• _Your goal_:
Copy out all the entries exactly.

─── Task material ───

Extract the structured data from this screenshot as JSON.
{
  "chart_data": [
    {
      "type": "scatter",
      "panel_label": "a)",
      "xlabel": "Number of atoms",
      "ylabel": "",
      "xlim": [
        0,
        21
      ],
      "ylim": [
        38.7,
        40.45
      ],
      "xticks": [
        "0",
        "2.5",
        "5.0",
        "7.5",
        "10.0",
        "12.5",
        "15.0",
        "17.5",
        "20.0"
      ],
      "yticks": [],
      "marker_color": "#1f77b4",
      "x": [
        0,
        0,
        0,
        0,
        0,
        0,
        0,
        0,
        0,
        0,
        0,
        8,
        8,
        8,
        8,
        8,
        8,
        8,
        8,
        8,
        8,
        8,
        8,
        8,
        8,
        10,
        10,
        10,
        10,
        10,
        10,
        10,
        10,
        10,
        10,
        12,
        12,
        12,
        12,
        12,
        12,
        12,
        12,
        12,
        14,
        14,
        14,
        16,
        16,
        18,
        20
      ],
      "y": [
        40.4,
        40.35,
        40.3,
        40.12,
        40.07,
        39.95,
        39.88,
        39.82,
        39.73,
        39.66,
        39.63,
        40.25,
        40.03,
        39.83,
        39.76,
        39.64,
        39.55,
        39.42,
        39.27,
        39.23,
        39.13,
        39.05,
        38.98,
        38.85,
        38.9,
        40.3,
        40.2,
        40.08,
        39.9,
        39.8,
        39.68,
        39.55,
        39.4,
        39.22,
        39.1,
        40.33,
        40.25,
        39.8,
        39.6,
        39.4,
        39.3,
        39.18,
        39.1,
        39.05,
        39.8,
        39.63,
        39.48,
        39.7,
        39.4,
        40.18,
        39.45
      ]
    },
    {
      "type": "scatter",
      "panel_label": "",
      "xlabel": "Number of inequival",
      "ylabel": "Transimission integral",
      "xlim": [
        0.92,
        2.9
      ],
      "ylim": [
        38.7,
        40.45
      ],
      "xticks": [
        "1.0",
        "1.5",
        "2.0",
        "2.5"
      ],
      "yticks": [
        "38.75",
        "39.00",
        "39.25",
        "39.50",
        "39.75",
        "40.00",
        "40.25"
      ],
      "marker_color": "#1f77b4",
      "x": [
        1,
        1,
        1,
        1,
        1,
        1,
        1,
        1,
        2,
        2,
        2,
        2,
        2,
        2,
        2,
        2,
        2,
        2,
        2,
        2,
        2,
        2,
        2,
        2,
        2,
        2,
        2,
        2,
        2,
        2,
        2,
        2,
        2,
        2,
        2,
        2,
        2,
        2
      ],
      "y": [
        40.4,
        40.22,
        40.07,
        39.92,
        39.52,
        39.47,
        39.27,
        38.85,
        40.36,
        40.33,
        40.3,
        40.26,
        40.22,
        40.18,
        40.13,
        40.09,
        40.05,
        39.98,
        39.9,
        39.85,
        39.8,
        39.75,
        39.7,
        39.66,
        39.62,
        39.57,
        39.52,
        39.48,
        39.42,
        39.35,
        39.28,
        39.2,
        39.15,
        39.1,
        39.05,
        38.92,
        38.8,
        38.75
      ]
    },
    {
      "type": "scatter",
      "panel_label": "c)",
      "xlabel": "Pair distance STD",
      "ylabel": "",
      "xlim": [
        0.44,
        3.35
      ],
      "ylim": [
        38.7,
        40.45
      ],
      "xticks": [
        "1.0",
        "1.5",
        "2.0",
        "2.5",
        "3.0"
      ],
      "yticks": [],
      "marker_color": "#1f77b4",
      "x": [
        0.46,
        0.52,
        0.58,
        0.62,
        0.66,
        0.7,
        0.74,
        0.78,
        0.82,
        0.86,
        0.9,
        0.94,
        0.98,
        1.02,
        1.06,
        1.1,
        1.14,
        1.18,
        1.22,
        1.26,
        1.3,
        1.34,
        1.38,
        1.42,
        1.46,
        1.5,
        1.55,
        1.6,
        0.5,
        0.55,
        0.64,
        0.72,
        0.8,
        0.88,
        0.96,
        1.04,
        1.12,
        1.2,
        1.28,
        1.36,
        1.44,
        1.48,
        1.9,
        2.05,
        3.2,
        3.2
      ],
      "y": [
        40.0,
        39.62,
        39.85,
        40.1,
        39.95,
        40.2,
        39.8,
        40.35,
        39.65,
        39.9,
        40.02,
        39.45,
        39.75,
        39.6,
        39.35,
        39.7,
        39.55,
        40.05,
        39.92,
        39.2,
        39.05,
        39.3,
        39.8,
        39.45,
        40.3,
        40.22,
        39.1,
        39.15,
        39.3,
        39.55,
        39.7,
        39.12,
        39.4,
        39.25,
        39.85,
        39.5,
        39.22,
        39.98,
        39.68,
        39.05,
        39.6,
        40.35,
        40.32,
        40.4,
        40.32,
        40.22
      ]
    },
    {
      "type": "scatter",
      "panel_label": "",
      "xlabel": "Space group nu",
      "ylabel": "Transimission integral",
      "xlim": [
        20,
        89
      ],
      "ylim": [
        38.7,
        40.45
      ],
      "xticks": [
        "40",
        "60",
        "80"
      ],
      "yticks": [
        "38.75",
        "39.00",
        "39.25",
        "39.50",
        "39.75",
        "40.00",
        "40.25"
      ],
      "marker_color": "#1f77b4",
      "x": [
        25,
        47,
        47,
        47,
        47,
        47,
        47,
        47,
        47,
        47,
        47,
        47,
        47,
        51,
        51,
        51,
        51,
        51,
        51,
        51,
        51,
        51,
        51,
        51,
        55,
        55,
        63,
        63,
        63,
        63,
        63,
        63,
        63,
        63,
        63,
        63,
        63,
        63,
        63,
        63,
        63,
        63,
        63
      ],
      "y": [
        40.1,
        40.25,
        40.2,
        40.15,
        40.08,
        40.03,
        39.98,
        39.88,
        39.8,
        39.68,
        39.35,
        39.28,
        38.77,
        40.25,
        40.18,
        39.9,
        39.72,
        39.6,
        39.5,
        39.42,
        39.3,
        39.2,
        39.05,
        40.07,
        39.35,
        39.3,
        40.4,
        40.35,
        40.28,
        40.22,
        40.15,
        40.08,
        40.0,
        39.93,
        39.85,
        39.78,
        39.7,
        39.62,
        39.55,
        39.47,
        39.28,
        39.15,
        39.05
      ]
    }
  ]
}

───

• _Solution_:
Extract the structured data from this screenshot as JSON.
{
  "chart_data": [
    {
      "type": "scatter",
      "panel_label": "a)",
      "xlabel": "Number of atoms",
      "ylabel": "",
      "xlim": [
        0,
        21
      ],
      "ylim": [
        38.7,
        40.45
      ],
      "xticks": [
        "0",
        "2.5",
        "5.0",
        "7.5",
        "10.0",
        "12.5",
        "15.0",
        "17.5",
        "20.0"
      ],
      "yticks": [],
      "marker_color": "#1f77b4",
      "x": [
        0,
        0,
        0,
        0,
        0,
        0,
        0,
        0,
        0,
        0,
        0,
        8,
        8,
        8,
        8,
        8,
        8,
        8,
        8,
        8,
        8,
        8,
        8,
        8,
        8,
        10,
        10,
        10,
        10,
        10,
        10,
        10,
        10,
        10,
        10,
        12,
        12,
        12,
        12,
        12,
        12,
        12,
        12,
        12,
        14,
        14,
        14,
        16,
        16,
        18,
        20
      ],
      "y": [
        40.4,
        40.35,
        40.3,
        40.12,
        40.07,
        39.95,
        39.88,
        39.82,
        39.73,
        39.66,
        39.63,
        40.25,
        40.03,
        39.83,
        39.76,
        39.64,
        39.55,
        39.42,
        39.27,
        39.23,
        39.13,
        39.05,
        38.98,
        38.85,
        38.9,
        40.3,
        40.2,
        40.08,
        39.9,
        39.8,
        39.68,
        39.55,
        39.4,
        39.22,
        39.1,
        40.33,
        40.25,
        39.8,
        39.6,
        39.4,
        39.3,
        39.18,
        39.1,
        39.05,
        39.8,
        39.63,
        39.48,
        39.7,
        39.4,
        40.18,
        39.45
      ]
    },
    {
      "type": "scatter",
      "panel_label": "",
      "xlabel": "Number of inequival",
      "ylabel": "Transimission integral",
      "xlim": [
        0.92,
        2.9
      ],
      "ylim": [
        38.7,
        40.45
      ],
      "xticks": [
        "1.0",
        "1.5",
        "2.0",
        "2.5"
      ],
      "yticks": [
        "38.75",
        "39.00",
        "39.25",
        "39.50",
        "39.75",
        "40.00",
        "40.25"
      ],
      "marker_color": "#1f77b4",
      "x": [
        1,
        1,
        1,
        1,
        1,
        1,
        1,
        1,
        2,
        2,
        2,
        2,
        2,
        2,
        2,
        2,
        2,
        2,
        2,
        2,
        2,
        2,
        2,
        2,
        2,
        2,
        2,
        2,
        2,
        2,
        2,
        2,
        2,
        2,
        2,
        2,
        2,
        2
      ],
      "y": [
        40.4,
        40.22,
        40.07,
        39.92,
        39.52,
        39.47,
        39.27,
        38.85,
        40.36,
        40.33,
        40.3,
        40.26,
        40.22,
        40.18,
        40.13,
        40.09,
        40.05,
        39.98,
        39.9,
        39.85,
        39.8,
        39.75,
        39.7,
        39.66,
        39.62,
        39.57,
        39.52,
        39.48,
        39.42,
        39.35,
        39.28,
        39.2,
        39.15,
        39.1,
        39.05,
        38.92,
        38.8,
        38.75
      ]
    },
    {
      "type": "scatter",
      "panel_label": "c)",
      "xlabel": "Pair distance STD",
      "ylabel": "",
      "xlim": [
        0.44,
        3.35
      ],
      "ylim": [
        38.7,
        40.45
      ],
      "xticks": [
        "1.0",
        "1.5",
        "2.0",
        "2.5",
        "3.0"
      ],
      "yticks": [],
      "marker_color": "#1f77b4",
      "x": [
        0.46,
        0.52,
        0.58,
        0.62,
        0.66,
        0.7,
        0.74,
        0.78,
        0.82,
        0.86,
        0.9,
        0.94,
        0.98,
        1.02,
        1.06,
        1.1,
        1.14,
        1.18,
        1.22,
        1.26,
        1.3,
        1.34,
        1.38,
        1.42,
        1.46,
        1.5,
        1.55,
        1.6,
        0.5,
        0.55,
        0.64,
        0.72,
        0.8,
        0.88,
        0.96,
        1.04,
        1.12,
        1.2,
        1.28,
        1.36,
        1.44,
        1.48,
        1.9,
        2.05,
        3.2,
        3.2
      ],
      "y": [
        40.0,
        39.62,
        39.85,
        40.1,
        39.95,
        40.2,
        39.8,
        40.35,
        39.65,
        39.9,
        40.02,
        39.45,
        39.75,
        39.6,
        39.35,
        39.7,
        39.55,
        40.05,
        39.92,
        39.2,
        39.05,
        39.3,
        39.8,
        39.45,
        40.3,
        40.22,
        39.1,
        39.15,
        39.3,
        39.55,
        39.7,
        39.12,
        39.4,
        39.25,
        39.85,
        39.5,
        39.22,
        39.98,
        39.68,
        39.05,
        39.6,
        40.35,
        40.32,
        40.4,
        40.32,
        40.22
      ]
    },
    {
      "type": "scatter",
      "panel_label": "",
      "xlabel": "Space group nu",
      "ylabel": "Transimission integral",
      "xlim": [
        20,
        89
      ],
      "ylim": [
        38.7,
        40.45
      ],
      "xticks": [
        "40",
        "60",
        "80"
      ],
      "yticks": [
        "38.75",
        "39.00",
        "39.25",
        "39.50",
        "39.75",
        "40.00",
        "40.25"
      ],
      "marker_color": "#1f77b4",
      "x": [
        25,
        47,
        47,
        47,
        47,
        47,
        47,
        47,
        47,
        47,
        47,
        47,
        47,
        51,
        51,
        51,
        51,
        51,
        51,
        51,
        51,
        51,
        51,
        51,
        55,
        55,
        63,
        63,
        63,
        63,
        63,
        63,
        63,
        63,
        63,
        63,
        63,
        63,
        63,
        63,
        63,
        63,
        63
      ],
      "y": [
        40.1,
        40.25,
        40.2,
        40.15,
        40.08,
        40.03,
        39.98,
        39.88,
        39.8,
        39.68,
        39.35,
        39.28,
        38.77,
        40.25,
        40.18,
        39.9,
        39.72,
        39.6,
        39.5,
        39.42,
        39.3,
        39.2,
        39.05,
        40.07,
        39.35,
        39.3,
        40.4,
        40.35,
        40.28,
        40.22,
        40.15,
        40.08,
        40.0,
        39.93,
        39.85,
        39.78,
        39.7,
        39.62,
        39.55,
        39.47,
        39.28,
        39.15,
        39.05
      ]
    }
  ]
}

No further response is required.